(Dataset entries)

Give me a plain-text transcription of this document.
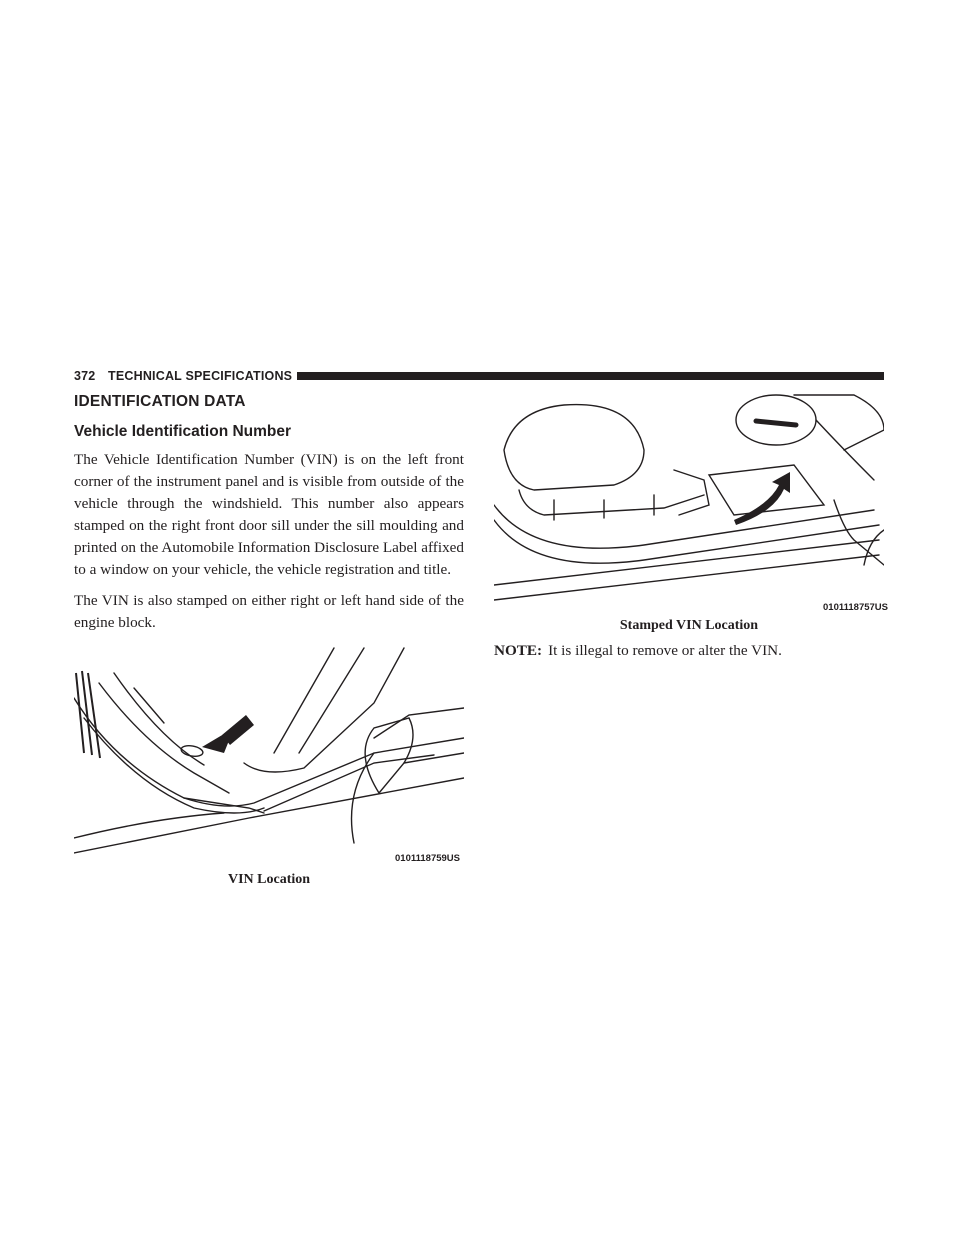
372 TECHNICAL SPECIFICATIONS
IDENTIFICATION DATA
Vehicle Identification Number

The Vehicle Identification Number (VIN) is on the left front corner of the instrument panel and is visible from outside of the vehicle through the windshield. This number also appears stamped on the right front door sill under the sill moulding and printed on the Automobile Information Disclosure Label affixed to a window on your vehicle, the vehicle registration and title.

The VIN is also stamped on either right or left hand side of the engine block.

0101118759US
VIN Location
0101118757US
Stamped VIN Location
NOTE: It is illegal to remove or alter the VIN.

• [YOUR TASK] The records above must be transcribed exactly. Pictures are left out of the copy.

• [FINAL ANSWER]
Give me a plain-text transcription of this document.
372 TECHNICAL SPECIFICATIONS
IDENTIFICATION DATA
Vehicle Identification Number

The Vehicle Identification Number (VIN) is on the left front corner of the instrument panel and is visible from outside of the vehicle through the windshield. This number also appears stamped on the right front door sill under the sill moulding and printed on the Automobile Information Disclosure Label affixed to a window on your vehicle, the vehicle registration and title.

The VIN is also stamped on either right or left hand side of the engine block.

0101118759US
VIN Location
0101118757US
Stamped VIN Location
NOTE: It is illegal to remove or alter the VIN.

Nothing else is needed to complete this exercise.